Aim of the exercise:
Your answer should be a single number: the count of lines that include "JSON".

Extracted records:
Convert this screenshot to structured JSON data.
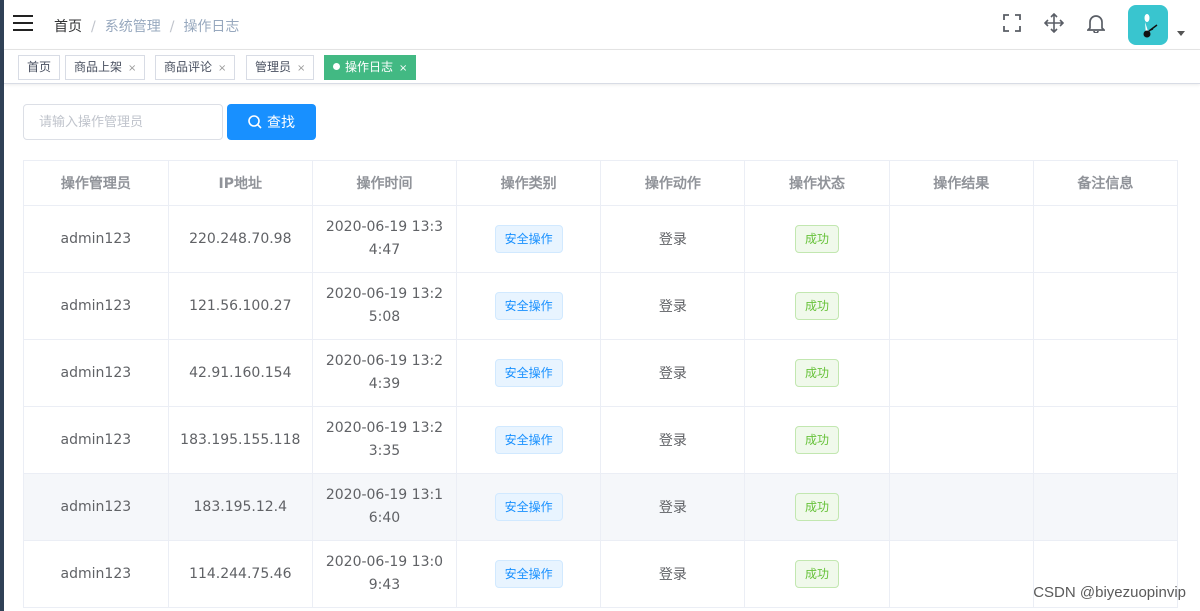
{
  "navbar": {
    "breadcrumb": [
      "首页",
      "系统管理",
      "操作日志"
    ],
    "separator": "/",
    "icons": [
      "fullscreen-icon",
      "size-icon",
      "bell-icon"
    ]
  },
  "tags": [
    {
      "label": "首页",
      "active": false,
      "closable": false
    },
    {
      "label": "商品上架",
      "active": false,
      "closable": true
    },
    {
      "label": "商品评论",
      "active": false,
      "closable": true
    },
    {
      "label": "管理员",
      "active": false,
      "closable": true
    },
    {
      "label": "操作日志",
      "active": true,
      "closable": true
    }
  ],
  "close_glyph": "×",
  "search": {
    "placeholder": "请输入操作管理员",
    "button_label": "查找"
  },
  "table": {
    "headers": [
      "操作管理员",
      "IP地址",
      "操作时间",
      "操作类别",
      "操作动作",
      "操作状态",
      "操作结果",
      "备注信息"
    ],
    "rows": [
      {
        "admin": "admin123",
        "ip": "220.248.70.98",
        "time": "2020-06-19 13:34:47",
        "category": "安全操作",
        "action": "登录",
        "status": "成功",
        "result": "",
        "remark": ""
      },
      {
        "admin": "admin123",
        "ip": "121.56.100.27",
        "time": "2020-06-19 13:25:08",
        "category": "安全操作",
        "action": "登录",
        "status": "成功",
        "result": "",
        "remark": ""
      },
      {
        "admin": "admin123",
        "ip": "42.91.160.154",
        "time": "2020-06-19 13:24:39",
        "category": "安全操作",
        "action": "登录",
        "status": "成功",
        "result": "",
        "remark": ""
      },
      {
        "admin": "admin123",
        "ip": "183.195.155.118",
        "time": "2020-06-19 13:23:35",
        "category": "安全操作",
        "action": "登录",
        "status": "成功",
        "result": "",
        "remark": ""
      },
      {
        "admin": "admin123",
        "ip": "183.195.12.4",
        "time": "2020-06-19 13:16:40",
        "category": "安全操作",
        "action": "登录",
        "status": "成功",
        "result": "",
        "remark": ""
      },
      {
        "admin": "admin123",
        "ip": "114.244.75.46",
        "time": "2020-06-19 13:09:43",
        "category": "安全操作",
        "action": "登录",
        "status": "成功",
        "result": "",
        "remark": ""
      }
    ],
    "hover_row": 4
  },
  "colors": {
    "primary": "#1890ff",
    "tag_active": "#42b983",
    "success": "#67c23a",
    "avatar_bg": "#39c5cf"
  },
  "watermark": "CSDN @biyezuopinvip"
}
==
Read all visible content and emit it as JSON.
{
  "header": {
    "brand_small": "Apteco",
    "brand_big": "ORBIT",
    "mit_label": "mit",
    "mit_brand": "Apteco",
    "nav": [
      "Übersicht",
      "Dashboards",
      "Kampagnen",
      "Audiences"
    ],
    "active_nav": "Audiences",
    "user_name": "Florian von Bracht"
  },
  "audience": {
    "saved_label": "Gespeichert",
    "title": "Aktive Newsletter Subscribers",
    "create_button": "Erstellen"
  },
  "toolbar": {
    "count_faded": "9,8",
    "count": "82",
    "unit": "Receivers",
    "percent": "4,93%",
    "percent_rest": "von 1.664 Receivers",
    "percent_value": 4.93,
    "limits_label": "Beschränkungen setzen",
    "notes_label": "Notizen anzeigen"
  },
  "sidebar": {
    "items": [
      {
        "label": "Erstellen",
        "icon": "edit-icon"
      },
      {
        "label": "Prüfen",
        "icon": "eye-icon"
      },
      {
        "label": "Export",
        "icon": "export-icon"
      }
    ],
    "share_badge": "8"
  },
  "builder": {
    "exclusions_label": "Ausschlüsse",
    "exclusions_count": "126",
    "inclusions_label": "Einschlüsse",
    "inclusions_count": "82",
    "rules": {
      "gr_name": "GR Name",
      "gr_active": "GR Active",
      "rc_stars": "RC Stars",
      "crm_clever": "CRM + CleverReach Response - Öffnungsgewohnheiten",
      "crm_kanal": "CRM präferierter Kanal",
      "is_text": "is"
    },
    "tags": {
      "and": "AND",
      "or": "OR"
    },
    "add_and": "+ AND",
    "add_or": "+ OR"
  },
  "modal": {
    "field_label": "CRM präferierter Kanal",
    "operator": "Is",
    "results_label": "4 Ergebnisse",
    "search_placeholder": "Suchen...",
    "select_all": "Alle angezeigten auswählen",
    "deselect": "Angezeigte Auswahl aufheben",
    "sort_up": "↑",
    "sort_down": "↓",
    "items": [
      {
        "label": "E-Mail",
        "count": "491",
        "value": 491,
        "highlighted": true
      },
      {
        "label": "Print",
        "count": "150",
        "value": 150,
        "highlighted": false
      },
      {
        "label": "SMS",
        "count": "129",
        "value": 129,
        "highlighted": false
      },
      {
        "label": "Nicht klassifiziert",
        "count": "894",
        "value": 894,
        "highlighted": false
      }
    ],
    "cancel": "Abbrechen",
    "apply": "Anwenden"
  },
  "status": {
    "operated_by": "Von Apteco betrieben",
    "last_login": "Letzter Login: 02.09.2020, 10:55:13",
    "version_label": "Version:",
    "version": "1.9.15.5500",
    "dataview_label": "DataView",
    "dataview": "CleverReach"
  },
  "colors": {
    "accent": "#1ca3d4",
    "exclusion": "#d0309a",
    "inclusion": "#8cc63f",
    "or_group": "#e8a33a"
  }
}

The answer:
2